- Given task
Which lines include the word "page"? Copy each of them.

A block of data

------------------------------------

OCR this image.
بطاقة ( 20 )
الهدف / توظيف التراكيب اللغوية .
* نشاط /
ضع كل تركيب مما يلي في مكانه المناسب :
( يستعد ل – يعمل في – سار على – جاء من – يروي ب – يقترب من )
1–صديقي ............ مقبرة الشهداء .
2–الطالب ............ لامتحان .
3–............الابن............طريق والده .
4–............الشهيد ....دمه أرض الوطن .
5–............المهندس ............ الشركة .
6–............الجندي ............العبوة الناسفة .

------------------------------------

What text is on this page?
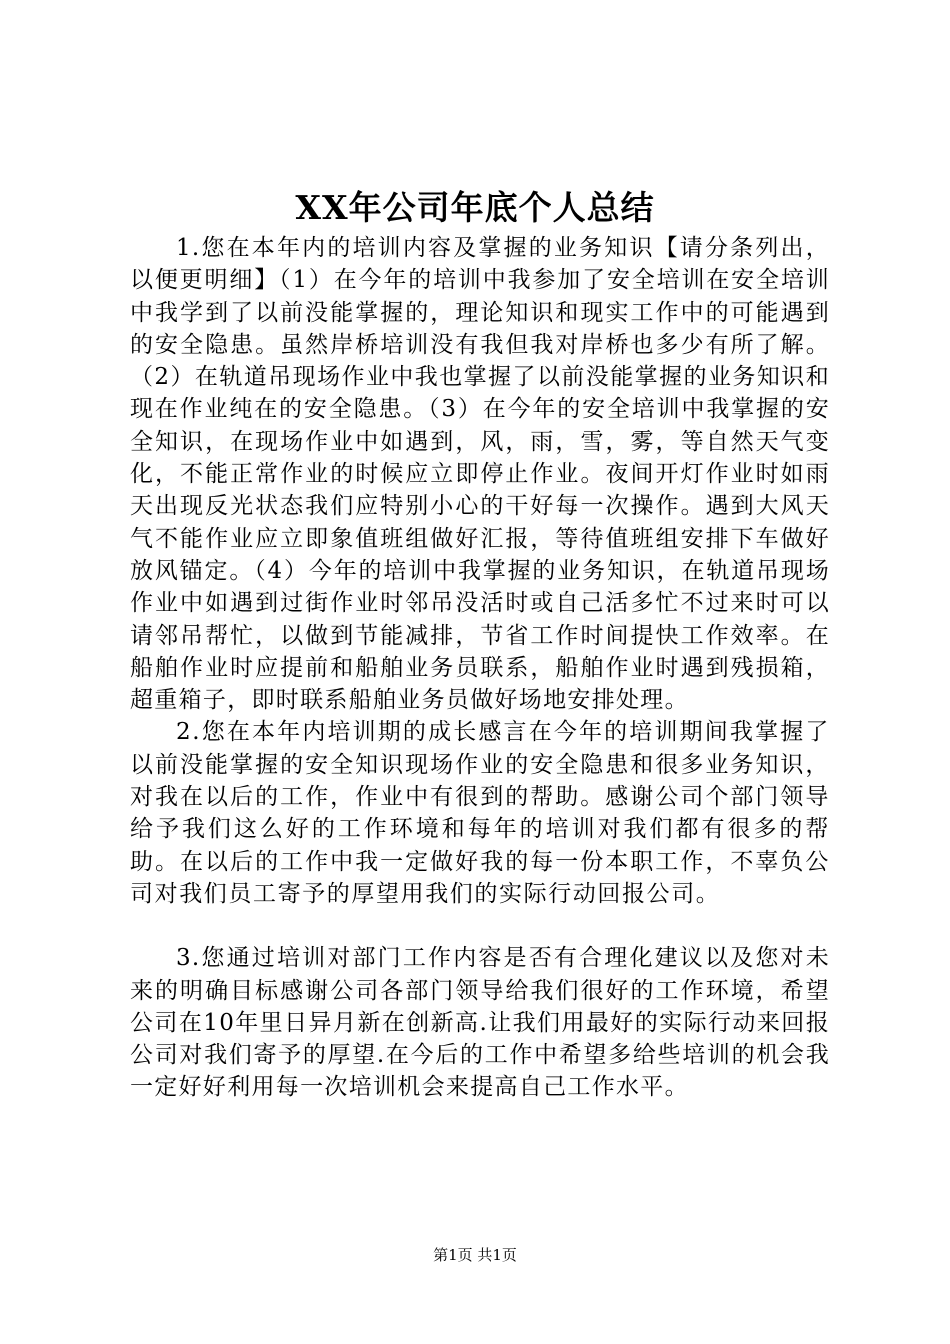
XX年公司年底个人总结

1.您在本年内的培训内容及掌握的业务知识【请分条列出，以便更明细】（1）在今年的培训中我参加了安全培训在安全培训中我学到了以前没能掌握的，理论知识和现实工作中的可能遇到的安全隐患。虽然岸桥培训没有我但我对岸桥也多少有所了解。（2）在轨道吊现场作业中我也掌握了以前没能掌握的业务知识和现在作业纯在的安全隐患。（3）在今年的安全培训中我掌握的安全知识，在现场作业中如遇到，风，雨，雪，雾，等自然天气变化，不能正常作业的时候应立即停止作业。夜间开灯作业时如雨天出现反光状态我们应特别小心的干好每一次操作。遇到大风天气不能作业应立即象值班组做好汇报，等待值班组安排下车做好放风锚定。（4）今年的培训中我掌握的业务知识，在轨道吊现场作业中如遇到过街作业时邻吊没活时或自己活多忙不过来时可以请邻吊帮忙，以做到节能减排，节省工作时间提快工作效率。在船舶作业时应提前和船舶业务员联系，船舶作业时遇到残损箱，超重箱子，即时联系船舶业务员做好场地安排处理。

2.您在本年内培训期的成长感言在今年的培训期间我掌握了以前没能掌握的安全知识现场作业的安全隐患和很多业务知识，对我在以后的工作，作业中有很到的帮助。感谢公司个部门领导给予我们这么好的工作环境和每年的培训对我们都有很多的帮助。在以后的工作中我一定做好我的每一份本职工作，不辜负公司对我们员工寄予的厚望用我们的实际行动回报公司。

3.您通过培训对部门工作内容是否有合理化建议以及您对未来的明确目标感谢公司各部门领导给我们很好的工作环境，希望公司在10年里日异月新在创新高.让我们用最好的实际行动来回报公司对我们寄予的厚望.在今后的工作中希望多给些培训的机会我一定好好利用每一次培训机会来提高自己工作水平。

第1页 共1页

------------------------------------

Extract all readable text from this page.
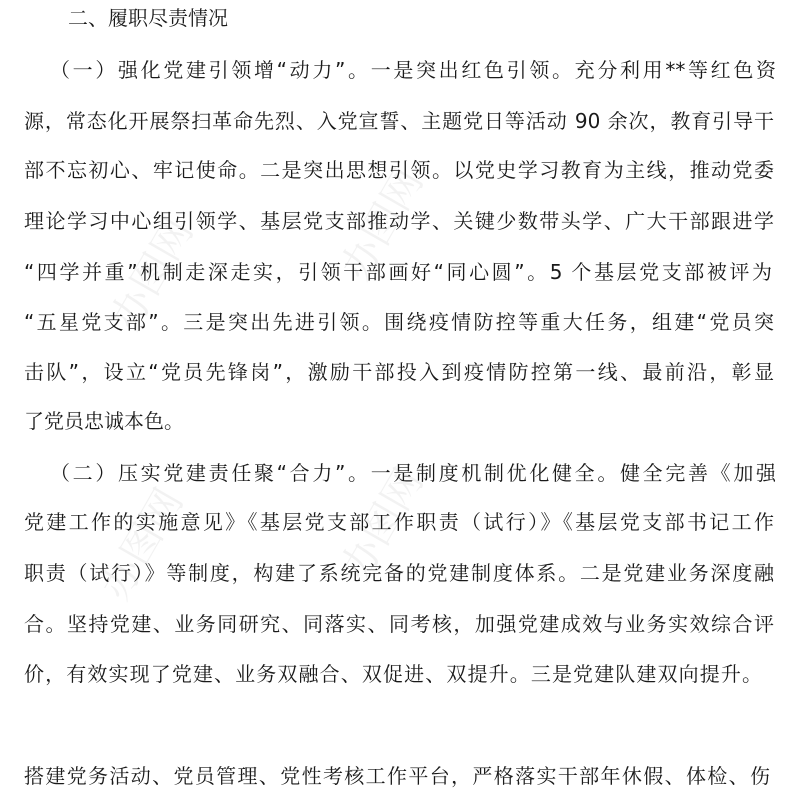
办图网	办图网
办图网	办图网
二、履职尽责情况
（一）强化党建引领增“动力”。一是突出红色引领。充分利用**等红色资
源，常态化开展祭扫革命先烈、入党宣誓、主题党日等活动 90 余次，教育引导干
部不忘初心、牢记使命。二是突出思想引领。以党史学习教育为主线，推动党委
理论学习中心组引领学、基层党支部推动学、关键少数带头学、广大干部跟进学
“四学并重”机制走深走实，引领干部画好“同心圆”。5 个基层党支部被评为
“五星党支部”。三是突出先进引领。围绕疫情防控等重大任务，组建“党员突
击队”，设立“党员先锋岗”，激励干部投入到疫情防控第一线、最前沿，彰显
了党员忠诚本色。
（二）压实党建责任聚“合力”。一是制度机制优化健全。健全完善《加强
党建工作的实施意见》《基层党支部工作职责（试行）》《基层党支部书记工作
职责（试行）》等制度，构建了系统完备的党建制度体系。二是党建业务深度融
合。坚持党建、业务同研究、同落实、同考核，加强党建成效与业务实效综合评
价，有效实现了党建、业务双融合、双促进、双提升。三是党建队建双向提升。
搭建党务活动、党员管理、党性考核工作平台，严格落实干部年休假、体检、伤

------------------------------------

- Written answer
What text is on this page?
Extract all readable text from this page.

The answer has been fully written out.